__Work required__
Pictures do not belong in the copy; restate the records below word for word.

__Task input__
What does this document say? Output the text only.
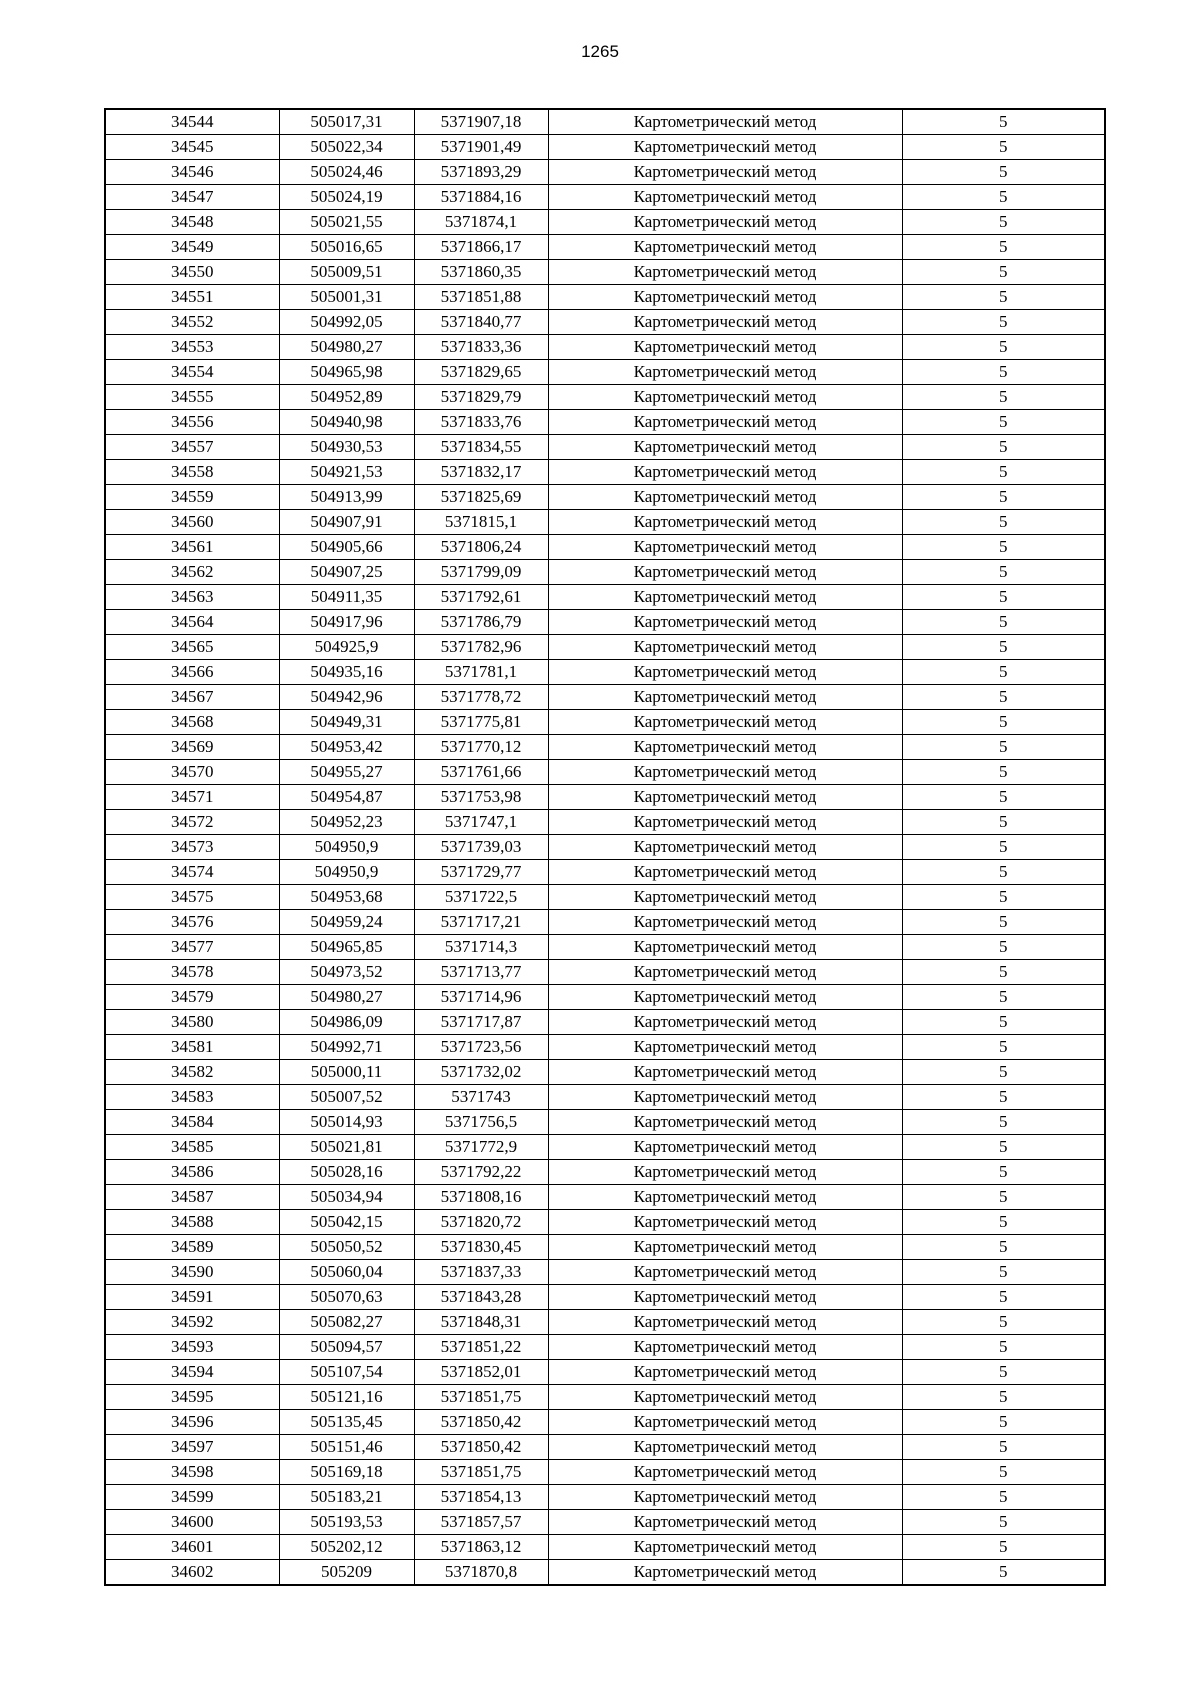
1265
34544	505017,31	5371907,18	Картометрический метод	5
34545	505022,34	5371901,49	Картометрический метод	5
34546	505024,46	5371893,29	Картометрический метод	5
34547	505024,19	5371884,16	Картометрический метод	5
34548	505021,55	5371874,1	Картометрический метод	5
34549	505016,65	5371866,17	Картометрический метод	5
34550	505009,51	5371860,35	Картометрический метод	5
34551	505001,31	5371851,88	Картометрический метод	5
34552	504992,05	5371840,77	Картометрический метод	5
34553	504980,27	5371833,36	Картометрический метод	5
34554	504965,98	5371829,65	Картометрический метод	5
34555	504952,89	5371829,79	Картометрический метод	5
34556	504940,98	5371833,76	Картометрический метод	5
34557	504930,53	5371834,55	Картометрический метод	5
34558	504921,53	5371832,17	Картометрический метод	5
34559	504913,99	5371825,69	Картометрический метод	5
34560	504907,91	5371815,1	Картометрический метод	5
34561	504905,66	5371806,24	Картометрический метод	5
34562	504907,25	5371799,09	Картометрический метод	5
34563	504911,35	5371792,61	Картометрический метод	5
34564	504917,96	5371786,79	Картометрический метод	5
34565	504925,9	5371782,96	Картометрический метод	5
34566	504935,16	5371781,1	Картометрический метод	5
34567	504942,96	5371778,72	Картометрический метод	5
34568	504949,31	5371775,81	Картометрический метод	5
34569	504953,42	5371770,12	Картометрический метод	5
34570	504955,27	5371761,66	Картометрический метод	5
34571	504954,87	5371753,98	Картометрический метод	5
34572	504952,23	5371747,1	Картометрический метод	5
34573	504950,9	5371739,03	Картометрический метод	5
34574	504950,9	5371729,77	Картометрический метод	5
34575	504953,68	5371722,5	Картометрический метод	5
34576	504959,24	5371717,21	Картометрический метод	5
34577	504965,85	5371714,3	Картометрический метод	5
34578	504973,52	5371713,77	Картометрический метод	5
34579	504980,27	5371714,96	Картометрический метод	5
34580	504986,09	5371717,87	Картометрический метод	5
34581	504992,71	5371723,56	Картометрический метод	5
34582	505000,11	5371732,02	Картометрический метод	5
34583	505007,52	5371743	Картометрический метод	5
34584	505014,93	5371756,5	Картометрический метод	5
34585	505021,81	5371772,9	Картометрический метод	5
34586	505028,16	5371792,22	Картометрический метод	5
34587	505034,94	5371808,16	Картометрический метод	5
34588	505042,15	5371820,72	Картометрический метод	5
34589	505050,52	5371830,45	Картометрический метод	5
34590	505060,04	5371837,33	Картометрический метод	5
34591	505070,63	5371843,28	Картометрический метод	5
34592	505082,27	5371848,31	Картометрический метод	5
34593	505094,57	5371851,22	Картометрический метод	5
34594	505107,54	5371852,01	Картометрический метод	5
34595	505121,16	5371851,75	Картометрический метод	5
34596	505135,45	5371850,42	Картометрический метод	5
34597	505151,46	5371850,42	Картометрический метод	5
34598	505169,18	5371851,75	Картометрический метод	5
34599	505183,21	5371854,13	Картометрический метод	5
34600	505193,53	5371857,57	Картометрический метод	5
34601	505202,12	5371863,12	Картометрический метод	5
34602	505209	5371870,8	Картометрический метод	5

__Result for this task__
What does this document say? Output the text only.
1265
34544	505017,31	5371907,18	Картометрический метод	5
34545	505022,34	5371901,49	Картометрический метод	5
34546	505024,46	5371893,29	Картометрический метод	5
34547	505024,19	5371884,16	Картометрический метод	5
34548	505021,55	5371874,1	Картометрический метод	5
34549	505016,65	5371866,17	Картометрический метод	5
34550	505009,51	5371860,35	Картометрический метод	5
34551	505001,31	5371851,88	Картометрический метод	5
34552	504992,05	5371840,77	Картометрический метод	5
34553	504980,27	5371833,36	Картометрический метод	5
34554	504965,98	5371829,65	Картометрический метод	5
34555	504952,89	5371829,79	Картометрический метод	5
34556	504940,98	5371833,76	Картометрический метод	5
34557	504930,53	5371834,55	Картометрический метод	5
34558	504921,53	5371832,17	Картометрический метод	5
34559	504913,99	5371825,69	Картометрический метод	5
34560	504907,91	5371815,1	Картометрический метод	5
34561	504905,66	5371806,24	Картометрический метод	5
34562	504907,25	5371799,09	Картометрический метод	5
34563	504911,35	5371792,61	Картометрический метод	5
34564	504917,96	5371786,79	Картометрический метод	5
34565	504925,9	5371782,96	Картометрический метод	5
34566	504935,16	5371781,1	Картометрический метод	5
34567	504942,96	5371778,72	Картометрический метод	5
34568	504949,31	5371775,81	Картометрический метод	5
34569	504953,42	5371770,12	Картометрический метод	5
34570	504955,27	5371761,66	Картометрический метод	5
34571	504954,87	5371753,98	Картометрический метод	5
34572	504952,23	5371747,1	Картометрический метод	5
34573	504950,9	5371739,03	Картометрический метод	5
34574	504950,9	5371729,77	Картометрический метод	5
34575	504953,68	5371722,5	Картометрический метод	5
34576	504959,24	5371717,21	Картометрический метод	5
34577	504965,85	5371714,3	Картометрический метод	5
34578	504973,52	5371713,77	Картометрический метод	5
34579	504980,27	5371714,96	Картометрический метод	5
34580	504986,09	5371717,87	Картометрический метод	5
34581	504992,71	5371723,56	Картометрический метод	5
34582	505000,11	5371732,02	Картометрический метод	5
34583	505007,52	5371743	Картометрический метод	5
34584	505014,93	5371756,5	Картометрический метод	5
34585	505021,81	5371772,9	Картометрический метод	5
34586	505028,16	5371792,22	Картометрический метод	5
34587	505034,94	5371808,16	Картометрический метод	5
34588	505042,15	5371820,72	Картометрический метод	5
34589	505050,52	5371830,45	Картометрический метод	5
34590	505060,04	5371837,33	Картометрический метод	5
34591	505070,63	5371843,28	Картометрический метод	5
34592	505082,27	5371848,31	Картометрический метод	5
34593	505094,57	5371851,22	Картометрический метод	5
34594	505107,54	5371852,01	Картометрический метод	5
34595	505121,16	5371851,75	Картометрический метод	5
34596	505135,45	5371850,42	Картометрический метод	5
34597	505151,46	5371850,42	Картометрический метод	5
34598	505169,18	5371851,75	Картометрический метод	5
34599	505183,21	5371854,13	Картометрический метод	5
34600	505193,53	5371857,57	Картометрический метод	5
34601	505202,12	5371863,12	Картометрический метод	5
34602	505209	5371870,8	Картометрический метод	5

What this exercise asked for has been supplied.